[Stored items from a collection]
>>>

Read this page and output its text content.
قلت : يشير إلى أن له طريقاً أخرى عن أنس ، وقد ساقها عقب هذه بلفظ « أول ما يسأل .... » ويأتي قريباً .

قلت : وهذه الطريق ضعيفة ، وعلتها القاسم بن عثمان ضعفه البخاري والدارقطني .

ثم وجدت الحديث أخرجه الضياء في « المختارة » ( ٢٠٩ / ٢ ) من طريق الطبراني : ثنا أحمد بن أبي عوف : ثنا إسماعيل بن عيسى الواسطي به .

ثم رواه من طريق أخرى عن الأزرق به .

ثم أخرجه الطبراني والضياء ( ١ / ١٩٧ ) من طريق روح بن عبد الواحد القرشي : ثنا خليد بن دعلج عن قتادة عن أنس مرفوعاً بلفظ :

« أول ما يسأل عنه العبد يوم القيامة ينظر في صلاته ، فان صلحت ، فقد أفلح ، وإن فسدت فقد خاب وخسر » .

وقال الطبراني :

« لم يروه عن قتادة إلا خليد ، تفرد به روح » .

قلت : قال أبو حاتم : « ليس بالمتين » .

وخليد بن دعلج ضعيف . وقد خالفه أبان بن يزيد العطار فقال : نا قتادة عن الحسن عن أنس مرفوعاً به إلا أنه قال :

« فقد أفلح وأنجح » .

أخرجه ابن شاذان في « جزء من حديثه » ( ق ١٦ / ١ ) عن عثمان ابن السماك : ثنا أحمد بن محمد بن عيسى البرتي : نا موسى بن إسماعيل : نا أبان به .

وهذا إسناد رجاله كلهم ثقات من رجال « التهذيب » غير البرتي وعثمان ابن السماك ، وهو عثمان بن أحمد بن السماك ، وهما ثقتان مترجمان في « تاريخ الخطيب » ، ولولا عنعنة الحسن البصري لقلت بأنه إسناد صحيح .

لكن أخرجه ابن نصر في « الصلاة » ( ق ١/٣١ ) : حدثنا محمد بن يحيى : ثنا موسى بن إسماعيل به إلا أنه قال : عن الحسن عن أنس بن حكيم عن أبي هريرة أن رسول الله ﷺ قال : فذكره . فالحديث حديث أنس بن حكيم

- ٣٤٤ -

<<<

BRIEF
Of the lines in the material, how many contain the word "قتادة"? Reply with the number and nothing else.

REPLY TO THE EXERCISE
3